--- start Given data ---

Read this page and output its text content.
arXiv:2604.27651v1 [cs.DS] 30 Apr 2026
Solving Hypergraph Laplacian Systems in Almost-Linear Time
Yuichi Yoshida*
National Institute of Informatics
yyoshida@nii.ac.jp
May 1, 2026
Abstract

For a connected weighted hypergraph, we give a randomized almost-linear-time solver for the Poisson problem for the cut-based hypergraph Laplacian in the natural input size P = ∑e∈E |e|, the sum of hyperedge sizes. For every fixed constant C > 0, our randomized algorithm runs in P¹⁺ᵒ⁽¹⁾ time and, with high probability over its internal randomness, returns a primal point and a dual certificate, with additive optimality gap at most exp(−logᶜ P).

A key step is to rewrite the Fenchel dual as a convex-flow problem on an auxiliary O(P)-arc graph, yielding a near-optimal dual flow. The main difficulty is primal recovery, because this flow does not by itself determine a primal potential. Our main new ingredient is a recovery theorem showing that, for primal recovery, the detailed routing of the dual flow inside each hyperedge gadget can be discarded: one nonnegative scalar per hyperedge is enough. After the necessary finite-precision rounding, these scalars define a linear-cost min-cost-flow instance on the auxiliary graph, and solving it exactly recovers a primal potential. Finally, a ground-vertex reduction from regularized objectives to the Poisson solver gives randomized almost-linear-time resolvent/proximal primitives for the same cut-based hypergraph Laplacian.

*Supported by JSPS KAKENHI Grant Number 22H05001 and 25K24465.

--- end Given data ---

▶ **Task goal**:
Reproduce each record exactly as it appears.

▶ **The reply**:
Read this page and output its text content.
arXiv:2604.27651v1 [cs.DS] 30 Apr 2026
Solving Hypergraph Laplacian Systems in Almost-Linear Time
Yuichi Yoshida*
National Institute of Informatics
yyoshida@nii.ac.jp
May 1, 2026
Abstract

For a connected weighted hypergraph, we give a randomized almost-linear-time solver for the Poisson problem for the cut-based hypergraph Laplacian in the natural input size P = ∑e∈E |e|, the sum of hyperedge sizes. For every fixed constant C > 0, our randomized algorithm runs in P¹⁺ᵒ⁽¹⁾ time and, with high probability over its internal randomness, returns a primal point and a dual certificate, with additive optimality gap at most exp(−logᶜ P).

A key step is to rewrite the Fenchel dual as a convex-flow problem on an auxiliary O(P)-arc graph, yielding a near-optimal dual flow. The main difficulty is primal recovery, because this flow does not by itself determine a primal potential. Our main new ingredient is a recovery theorem showing that, for primal recovery, the detailed routing of the dual flow inside each hyperedge gadget can be discarded: one nonnegative scalar per hyperedge is enough. After the necessary finite-precision rounding, these scalars define a linear-cost min-cost-flow instance on the auxiliary graph, and solving it exactly recovers a primal potential. Finally, a ground-vertex reduction from regularized objectives to the Poisson solver gives randomized almost-linear-time resolvent/proximal primitives for the same cut-based hypergraph Laplacian.

*Supported by JSPS KAKENHI Grant Number 22H05001 and 25K24465.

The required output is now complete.